- Task objective:
Extract the listing below word for word, starting at its first line and ending at the line that contains "- staticText: je: [291, 612, 309, 641]".

- Records to use:
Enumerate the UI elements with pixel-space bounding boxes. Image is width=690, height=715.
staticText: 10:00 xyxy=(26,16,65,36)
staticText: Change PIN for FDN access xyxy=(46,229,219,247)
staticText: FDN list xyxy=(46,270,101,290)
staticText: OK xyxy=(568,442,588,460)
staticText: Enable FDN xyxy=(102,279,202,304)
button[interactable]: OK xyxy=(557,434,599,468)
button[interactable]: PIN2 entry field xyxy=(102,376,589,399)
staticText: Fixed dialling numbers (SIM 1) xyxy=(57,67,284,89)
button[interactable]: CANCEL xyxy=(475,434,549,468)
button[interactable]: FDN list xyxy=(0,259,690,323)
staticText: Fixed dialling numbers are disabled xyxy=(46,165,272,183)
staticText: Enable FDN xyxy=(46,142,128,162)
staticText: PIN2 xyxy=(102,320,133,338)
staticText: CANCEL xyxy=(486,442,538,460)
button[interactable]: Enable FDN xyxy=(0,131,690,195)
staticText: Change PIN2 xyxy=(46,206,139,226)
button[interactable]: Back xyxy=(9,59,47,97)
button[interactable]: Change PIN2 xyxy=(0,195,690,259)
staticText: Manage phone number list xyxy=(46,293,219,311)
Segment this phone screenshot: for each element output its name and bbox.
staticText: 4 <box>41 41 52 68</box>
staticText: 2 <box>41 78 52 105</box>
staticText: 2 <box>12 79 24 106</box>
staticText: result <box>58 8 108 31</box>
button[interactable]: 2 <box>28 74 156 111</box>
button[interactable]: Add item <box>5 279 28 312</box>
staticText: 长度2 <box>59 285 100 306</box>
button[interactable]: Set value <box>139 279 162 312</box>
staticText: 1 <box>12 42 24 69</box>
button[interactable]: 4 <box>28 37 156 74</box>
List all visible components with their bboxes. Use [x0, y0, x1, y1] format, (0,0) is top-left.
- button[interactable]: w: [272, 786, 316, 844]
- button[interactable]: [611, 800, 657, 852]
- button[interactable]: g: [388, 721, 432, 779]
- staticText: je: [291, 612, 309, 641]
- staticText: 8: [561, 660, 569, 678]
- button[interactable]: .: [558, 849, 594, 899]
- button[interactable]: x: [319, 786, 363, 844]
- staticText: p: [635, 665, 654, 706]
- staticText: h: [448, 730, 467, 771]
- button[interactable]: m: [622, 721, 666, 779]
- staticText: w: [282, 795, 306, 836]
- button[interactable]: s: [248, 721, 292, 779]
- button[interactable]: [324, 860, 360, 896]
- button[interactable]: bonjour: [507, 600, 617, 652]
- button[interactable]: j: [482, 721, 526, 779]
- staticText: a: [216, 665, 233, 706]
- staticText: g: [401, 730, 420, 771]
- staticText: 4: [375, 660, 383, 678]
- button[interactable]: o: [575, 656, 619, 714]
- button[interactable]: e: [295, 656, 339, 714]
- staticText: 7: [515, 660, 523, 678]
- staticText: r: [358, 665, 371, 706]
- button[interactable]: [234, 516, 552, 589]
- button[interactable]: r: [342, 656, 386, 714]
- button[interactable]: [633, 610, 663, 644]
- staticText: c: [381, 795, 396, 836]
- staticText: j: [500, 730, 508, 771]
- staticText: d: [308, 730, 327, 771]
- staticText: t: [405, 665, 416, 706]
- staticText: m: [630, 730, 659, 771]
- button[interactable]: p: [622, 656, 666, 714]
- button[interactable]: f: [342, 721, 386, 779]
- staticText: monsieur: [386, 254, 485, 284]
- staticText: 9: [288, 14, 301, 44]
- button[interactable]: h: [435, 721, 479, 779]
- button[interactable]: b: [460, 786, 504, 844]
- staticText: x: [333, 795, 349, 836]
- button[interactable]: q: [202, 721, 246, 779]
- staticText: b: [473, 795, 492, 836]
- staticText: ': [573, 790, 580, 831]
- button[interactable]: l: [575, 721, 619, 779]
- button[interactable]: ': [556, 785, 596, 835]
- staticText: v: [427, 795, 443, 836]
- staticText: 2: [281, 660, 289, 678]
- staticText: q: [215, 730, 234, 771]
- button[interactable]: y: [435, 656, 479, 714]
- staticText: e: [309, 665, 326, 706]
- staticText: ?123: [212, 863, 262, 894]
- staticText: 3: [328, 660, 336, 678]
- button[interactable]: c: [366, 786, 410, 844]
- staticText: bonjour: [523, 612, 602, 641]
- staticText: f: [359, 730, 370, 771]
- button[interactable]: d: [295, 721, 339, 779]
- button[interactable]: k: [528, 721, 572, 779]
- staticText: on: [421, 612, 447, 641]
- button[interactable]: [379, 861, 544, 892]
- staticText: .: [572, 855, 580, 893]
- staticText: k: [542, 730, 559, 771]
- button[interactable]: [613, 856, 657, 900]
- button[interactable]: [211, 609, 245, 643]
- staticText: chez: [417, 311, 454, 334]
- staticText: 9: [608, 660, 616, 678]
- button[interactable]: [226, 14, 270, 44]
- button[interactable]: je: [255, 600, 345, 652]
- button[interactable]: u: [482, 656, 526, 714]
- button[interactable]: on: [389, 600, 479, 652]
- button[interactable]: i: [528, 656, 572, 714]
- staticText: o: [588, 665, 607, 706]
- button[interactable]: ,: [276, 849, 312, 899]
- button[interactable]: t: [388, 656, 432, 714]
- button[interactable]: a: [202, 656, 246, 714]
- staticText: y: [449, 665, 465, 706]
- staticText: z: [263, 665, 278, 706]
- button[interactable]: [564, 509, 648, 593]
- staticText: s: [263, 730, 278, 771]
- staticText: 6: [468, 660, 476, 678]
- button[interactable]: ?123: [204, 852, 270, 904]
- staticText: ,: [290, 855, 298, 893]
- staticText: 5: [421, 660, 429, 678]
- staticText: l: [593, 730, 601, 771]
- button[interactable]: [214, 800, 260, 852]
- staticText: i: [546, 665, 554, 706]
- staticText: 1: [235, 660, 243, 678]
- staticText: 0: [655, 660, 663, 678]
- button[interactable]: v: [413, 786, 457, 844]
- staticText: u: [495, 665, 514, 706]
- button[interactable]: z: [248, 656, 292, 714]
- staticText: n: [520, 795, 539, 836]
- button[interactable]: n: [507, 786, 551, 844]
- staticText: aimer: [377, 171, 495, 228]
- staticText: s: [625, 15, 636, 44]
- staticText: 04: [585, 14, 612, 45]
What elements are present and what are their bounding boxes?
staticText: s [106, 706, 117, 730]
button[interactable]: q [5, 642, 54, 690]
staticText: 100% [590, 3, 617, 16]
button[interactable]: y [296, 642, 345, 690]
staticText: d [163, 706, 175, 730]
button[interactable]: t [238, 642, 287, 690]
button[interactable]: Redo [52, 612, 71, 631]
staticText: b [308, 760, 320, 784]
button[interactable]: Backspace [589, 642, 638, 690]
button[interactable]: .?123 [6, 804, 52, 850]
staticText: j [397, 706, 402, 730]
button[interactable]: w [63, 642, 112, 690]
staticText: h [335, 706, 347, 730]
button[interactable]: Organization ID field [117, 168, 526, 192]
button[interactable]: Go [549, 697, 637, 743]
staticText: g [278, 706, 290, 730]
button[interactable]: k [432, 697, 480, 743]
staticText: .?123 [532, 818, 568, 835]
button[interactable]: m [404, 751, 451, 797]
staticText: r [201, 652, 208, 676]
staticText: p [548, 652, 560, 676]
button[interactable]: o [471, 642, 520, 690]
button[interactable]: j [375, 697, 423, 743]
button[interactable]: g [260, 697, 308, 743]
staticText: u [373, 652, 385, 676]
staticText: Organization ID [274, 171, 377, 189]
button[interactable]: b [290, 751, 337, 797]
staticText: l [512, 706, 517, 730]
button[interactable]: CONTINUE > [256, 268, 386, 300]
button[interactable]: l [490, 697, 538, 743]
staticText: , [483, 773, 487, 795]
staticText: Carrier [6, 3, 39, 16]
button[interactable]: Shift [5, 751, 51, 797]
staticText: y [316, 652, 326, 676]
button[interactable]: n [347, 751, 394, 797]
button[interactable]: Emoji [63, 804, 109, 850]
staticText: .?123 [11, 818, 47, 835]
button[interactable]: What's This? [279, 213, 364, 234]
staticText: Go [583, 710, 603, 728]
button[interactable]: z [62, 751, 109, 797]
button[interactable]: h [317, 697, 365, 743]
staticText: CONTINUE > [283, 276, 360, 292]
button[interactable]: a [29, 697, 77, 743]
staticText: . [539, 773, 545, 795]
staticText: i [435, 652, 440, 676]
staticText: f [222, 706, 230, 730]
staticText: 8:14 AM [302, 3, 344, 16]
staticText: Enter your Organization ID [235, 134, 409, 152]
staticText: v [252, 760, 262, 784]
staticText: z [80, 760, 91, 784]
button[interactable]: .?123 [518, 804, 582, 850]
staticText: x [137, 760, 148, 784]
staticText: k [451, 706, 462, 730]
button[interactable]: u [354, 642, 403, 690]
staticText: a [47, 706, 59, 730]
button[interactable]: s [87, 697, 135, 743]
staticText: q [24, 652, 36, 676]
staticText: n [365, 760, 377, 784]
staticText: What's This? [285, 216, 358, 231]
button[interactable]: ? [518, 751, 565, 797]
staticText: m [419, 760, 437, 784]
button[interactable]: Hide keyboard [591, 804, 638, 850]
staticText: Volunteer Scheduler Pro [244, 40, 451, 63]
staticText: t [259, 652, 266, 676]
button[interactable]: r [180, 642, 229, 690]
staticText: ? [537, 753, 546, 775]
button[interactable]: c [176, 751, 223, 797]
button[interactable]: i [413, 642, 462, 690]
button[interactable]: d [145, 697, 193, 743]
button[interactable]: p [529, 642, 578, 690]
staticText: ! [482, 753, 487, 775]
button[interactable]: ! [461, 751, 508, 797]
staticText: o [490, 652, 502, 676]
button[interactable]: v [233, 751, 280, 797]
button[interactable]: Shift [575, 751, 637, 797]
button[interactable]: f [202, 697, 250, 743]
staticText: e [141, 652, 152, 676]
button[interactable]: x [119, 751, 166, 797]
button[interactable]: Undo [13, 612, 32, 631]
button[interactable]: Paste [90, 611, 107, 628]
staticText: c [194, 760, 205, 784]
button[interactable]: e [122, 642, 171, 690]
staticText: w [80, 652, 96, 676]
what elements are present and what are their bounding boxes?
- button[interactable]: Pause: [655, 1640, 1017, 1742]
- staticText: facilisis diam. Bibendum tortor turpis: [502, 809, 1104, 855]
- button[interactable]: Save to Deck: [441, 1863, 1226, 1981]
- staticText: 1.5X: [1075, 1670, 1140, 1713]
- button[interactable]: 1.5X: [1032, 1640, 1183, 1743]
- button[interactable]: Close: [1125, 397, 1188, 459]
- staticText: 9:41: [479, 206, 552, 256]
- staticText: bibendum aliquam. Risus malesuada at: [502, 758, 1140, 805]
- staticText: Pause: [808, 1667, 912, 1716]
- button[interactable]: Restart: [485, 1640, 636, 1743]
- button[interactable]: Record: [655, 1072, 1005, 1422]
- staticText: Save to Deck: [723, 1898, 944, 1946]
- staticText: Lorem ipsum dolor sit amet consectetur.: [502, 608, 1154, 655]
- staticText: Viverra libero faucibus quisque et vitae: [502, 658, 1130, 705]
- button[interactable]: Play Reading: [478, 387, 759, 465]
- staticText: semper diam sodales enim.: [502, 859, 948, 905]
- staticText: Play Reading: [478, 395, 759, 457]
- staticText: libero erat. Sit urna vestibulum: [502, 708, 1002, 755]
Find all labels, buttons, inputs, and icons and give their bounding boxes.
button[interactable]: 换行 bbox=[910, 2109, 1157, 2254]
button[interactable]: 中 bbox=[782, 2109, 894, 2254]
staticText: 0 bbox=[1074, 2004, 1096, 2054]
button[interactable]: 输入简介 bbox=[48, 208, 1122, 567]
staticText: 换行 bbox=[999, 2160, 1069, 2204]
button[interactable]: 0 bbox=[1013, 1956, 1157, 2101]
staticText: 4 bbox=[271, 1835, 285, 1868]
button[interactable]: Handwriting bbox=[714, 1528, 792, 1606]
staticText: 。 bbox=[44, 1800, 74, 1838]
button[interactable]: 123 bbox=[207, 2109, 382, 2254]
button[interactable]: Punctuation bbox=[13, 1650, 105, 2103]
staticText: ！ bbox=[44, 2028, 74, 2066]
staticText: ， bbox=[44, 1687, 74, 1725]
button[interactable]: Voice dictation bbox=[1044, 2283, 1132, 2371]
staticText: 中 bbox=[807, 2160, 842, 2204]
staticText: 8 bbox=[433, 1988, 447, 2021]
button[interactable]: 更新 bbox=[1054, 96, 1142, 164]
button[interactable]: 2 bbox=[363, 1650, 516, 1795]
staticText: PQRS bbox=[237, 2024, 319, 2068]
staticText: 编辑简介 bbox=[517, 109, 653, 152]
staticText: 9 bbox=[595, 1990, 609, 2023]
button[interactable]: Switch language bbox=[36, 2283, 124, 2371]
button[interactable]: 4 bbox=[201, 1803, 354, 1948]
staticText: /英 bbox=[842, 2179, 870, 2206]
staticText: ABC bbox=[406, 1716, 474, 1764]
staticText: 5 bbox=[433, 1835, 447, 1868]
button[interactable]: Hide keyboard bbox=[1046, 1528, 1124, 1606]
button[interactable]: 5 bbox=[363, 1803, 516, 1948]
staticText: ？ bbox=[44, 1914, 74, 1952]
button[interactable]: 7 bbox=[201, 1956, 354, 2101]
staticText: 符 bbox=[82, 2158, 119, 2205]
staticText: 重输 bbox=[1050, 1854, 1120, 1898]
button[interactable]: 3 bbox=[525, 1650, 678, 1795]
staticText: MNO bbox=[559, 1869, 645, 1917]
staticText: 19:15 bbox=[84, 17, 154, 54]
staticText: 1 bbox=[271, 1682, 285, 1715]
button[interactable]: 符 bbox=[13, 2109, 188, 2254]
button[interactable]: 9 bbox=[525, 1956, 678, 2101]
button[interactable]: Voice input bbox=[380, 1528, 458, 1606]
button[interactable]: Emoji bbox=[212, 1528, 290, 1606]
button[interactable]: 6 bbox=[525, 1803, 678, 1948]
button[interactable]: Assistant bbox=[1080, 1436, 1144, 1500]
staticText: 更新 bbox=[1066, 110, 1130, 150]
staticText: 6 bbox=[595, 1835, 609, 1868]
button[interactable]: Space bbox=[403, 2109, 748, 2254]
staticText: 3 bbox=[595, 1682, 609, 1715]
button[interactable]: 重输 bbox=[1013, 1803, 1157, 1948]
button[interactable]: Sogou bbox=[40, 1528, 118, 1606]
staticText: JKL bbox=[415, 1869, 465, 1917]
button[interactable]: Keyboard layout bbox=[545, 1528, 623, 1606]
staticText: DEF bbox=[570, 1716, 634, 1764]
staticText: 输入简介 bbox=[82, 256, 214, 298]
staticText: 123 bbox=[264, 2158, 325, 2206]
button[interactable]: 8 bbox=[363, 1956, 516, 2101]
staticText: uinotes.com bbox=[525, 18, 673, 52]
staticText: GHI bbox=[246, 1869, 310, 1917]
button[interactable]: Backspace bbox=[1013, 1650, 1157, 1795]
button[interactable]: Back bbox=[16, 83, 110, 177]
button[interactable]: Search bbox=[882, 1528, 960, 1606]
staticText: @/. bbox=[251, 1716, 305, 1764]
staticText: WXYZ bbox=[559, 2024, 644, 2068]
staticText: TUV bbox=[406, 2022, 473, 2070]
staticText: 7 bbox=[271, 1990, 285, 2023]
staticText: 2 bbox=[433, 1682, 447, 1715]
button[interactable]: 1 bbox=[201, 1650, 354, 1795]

- Task answer:
Enumerate the UI elements with pixel-space bounding boxes. Image is width=690, height=715.
staticText: 10:00 xyxy=(26,16,65,36)
staticText: Change PIN for FDN access xyxy=(46,229,219,247)
staticText: FDN list xyxy=(46,270,101,290)
staticText: OK xyxy=(568,442,588,460)
staticText: Enable FDN xyxy=(102,279,202,304)
button[interactable]: OK xyxy=(557,434,599,468)
button[interactable]: PIN2 entry field xyxy=(102,376,589,399)
staticText: Fixed dialling numbers (SIM 1) xyxy=(57,67,284,89)
button[interactable]: CANCEL xyxy=(475,434,549,468)
button[interactable]: FDN list xyxy=(0,259,690,323)
staticText: Fixed dialling numbers are disabled xyxy=(46,165,272,183)
staticText: Enable FDN xyxy=(46,142,128,162)
staticText: PIN2 xyxy=(102,320,133,338)
staticText: CANCEL xyxy=(486,442,538,460)
button[interactable]: Enable FDN xyxy=(0,131,690,195)
staticText: Change PIN2 xyxy=(46,206,139,226)
button[interactable]: Back xyxy=(9,59,47,97)
button[interactable]: Change PIN2 xyxy=(0,195,690,259)
staticText: Manage phone number list xyxy=(46,293,219,311)
Segment this phone screenshot: for each element output its name and bbox.
staticText: 4 <box>41 41 52 68</box>
staticText: 2 <box>41 78 52 105</box>
staticText: 2 <box>12 79 24 106</box>
staticText: result <box>58 8 108 31</box>
button[interactable]: 2 <box>28 74 156 111</box>
button[interactable]: Add item <box>5 279 28 312</box>
staticText: 长度2 <box>59 285 100 306</box>
button[interactable]: Set value <box>139 279 162 312</box>
staticText: 1 <box>12 42 24 69</box>
button[interactable]: 4 <box>28 37 156 74</box>
List all visible components with their bboxes. Use [x0, y0, x1, y1] format, (0,0) is top-left.
- button[interactable]: w: [272, 786, 316, 844]
- button[interactable]: [611, 800, 657, 852]
- button[interactable]: g: [388, 721, 432, 779]
- staticText: je: [291, 612, 309, 641]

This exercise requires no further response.